Given request | Return the whole listing exactly as it stands.

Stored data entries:
========
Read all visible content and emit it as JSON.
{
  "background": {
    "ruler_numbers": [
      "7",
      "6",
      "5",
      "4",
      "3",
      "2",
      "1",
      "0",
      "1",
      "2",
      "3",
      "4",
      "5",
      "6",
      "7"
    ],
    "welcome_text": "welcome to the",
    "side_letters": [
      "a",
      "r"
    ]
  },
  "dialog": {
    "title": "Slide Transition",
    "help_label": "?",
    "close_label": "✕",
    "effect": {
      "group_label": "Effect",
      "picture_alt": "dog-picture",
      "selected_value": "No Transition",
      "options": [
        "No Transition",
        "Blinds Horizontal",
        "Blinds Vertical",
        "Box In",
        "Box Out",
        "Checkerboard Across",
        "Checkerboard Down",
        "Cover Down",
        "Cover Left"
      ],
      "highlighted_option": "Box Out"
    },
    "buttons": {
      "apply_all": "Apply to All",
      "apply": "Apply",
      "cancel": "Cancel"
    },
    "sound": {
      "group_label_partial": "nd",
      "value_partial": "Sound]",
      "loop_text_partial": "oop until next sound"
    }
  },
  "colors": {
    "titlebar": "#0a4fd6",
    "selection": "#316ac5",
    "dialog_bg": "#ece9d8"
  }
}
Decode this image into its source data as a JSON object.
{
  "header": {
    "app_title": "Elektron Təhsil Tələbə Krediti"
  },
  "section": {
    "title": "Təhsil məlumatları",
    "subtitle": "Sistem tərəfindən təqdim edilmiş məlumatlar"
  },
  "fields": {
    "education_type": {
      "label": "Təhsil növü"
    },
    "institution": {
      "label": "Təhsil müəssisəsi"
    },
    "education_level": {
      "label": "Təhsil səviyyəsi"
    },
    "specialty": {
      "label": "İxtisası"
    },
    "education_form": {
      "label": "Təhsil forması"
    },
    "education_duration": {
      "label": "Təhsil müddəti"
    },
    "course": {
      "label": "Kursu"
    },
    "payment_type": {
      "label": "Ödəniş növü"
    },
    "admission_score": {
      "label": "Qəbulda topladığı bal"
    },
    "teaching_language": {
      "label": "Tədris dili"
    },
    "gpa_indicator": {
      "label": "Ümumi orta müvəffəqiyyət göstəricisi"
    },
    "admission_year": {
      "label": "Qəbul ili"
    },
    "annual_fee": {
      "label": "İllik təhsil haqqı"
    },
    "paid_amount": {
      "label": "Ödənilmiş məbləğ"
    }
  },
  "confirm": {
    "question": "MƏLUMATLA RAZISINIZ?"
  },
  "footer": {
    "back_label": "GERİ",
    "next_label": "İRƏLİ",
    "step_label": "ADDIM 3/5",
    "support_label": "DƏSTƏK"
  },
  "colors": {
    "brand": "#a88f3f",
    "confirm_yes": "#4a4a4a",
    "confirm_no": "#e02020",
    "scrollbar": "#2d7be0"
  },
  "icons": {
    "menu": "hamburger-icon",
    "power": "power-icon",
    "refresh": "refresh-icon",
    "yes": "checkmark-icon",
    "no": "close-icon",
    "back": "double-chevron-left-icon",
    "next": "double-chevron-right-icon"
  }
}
========
Finished exercise |
Read all visible content and emit it as JSON.
{
  "background": {
    "ruler_numbers": [
      "7",
      "6",
      "5",
      "4",
      "3",
      "2",
      "1",
      "0",
      "1",
      "2",
      "3",
      "4",
      "5",
      "6",
      "7"
    ],
    "welcome_text": "welcome to the",
    "side_letters": [
      "a",
      "r"
    ]
  },
  "dialog": {
    "title": "Slide Transition",
    "help_label": "?",
    "close_label": "✕",
    "effect": {
      "group_label": "Effect",
      "picture_alt": "dog-picture",
      "selected_value": "No Transition",
      "options": [
        "No Transition",
        "Blinds Horizontal",
        "Blinds Vertical",
        "Box In",
        "Box Out",
        "Checkerboard Across",
        "Checkerboard Down",
        "Cover Down",
        "Cover Left"
      ],
      "highlighted_option": "Box Out"
    },
    "buttons": {
      "apply_all": "Apply to All",
      "apply": "Apply",
      "cancel": "Cancel"
    },
    "sound": {
      "group_label_partial": "nd",
      "value_partial": "Sound]",
      "loop_text_partial": "oop until next sound"
    }
  },
  "colors": {
    "titlebar": "#0a4fd6",
    "selection": "#316ac5",
    "dialog_bg": "#ece9d8"
  }
}
Decode this image into its source data as a JSON object.
{
  "header": {
    "app_title": "Elektron Təhsil Tələbə Krediti"
  },
  "section": {
    "title": "Təhsil məlumatları",
    "subtitle": "Sistem tərəfindən təqdim edilmiş məlumatlar"
  },
  "fields": {
    "education_type": {
      "label": "Təhsil növü"
    },
    "institution": {
      "label": "Təhsil müəssisəsi"
    },
    "education_level": {
      "label": "Təhsil səviyyəsi"
    },
    "specialty": {
      "label": "İxtisası"
    },
    "education_form": {
      "label": "Təhsil forması"
    },
    "education_duration": {
      "label": "Təhsil müddəti"
    },
    "course": {
      "label": "Kursu"
    },
    "payment_type": {
      "label": "Ödəniş növü"
    },
    "admission_score": {
      "label": "Qəbulda topladığı bal"
    },
    "teaching_language": {
      "label": "Tədris dili"
    },
    "gpa_indicator": {
      "label": "Ümumi orta müvəffəqiyyət göstəricisi"
    },
    "admission_year": {
      "label": "Qəbul ili"
    },
    "annual_fee": {
      "label": "İllik təhsil haqqı"
    },
    "paid_amount": {
      "label": "Ödənilmiş məbləğ"
    }
  },
  "confirm": {
    "question": "MƏLUMATLA RAZISINIZ?"
  },
  "footer": {
    "back_label": "GERİ",
    "next_label": "İRƏLİ",
    "step_label": "ADDIM 3/5",
    "support_label": "DƏSTƏK"
  },
  "colors": {
    "brand": "#a88f3f",
    "confirm_yes": "#4a4a4a",
    "confirm_no": "#e02020",
    "scrollbar": "#2d7be0"
  },
  "icons": {
    "menu": "hamburger-icon",
    "power": "power-icon",
    "refresh": "refresh-icon",
    "yes": "checkmark-icon",
    "no": "close-icon",
    "back": "double-chevron-left-icon",
    "next": "double-chevron-right-icon"
  }
}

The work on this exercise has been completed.